### Set task
In the Elasticsearch post:
(a) What index name do the documents use?
(b) Which groupbyid value does the document with _id "emp003_local000000000000001" carry?
(c) What _score is listed for "Person 02"?

ElasticSearch Aggregation + Sorting in on NonNumric Field 5.3

I wanted to aggregate the data on a different field and also wanted to get the aggregated data on sorted fashion based on the name.
My data is :
{
"_index": "testing-aggregation",
"_type": "employee",
"_id": "emp001_local000000000000001",
"_score": 10.0,
"_source": {
"name": [
"Person 01"
],
"groupbyid": [
"group0001"
],
"ranking": [
"2.0"
]
}
},
{
"_index": "testing-aggregation",
"_type": "employee",
"_id": "emp002_local000000000000001",
"_score": 85146.375,
"_source": {
"name": [
"Person 02"
],
"groupbyid": [
"group0001"
],
"ranking": [
"10.0"
]
}
},
{
"_index": "testing-aggregation",
"_type": "employee",
"_id": "emp003_local000000000000001",
"_score": 20.0,
"_source": {
"name": [
"Person 03"
],
"groupbyid": [
"group0002"
],
"ranking": [
"-1.0"

### Data block
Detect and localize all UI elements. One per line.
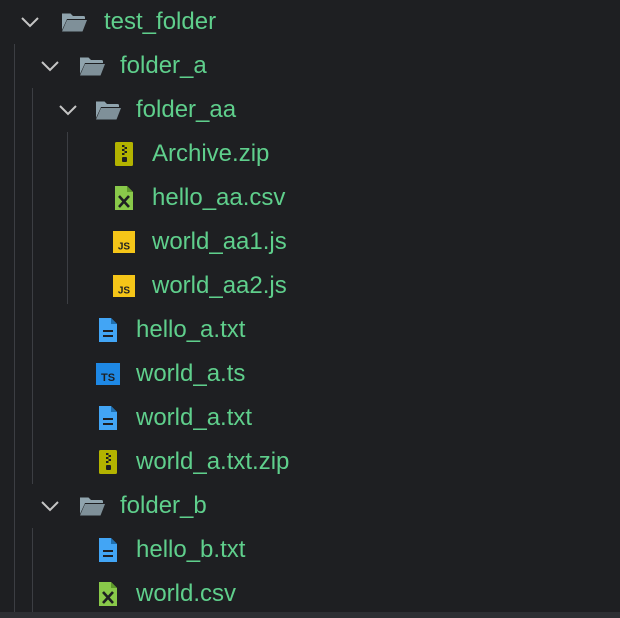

### Solution to this task
(a) testing-aggregation
(b) group0002
(c) 85146.375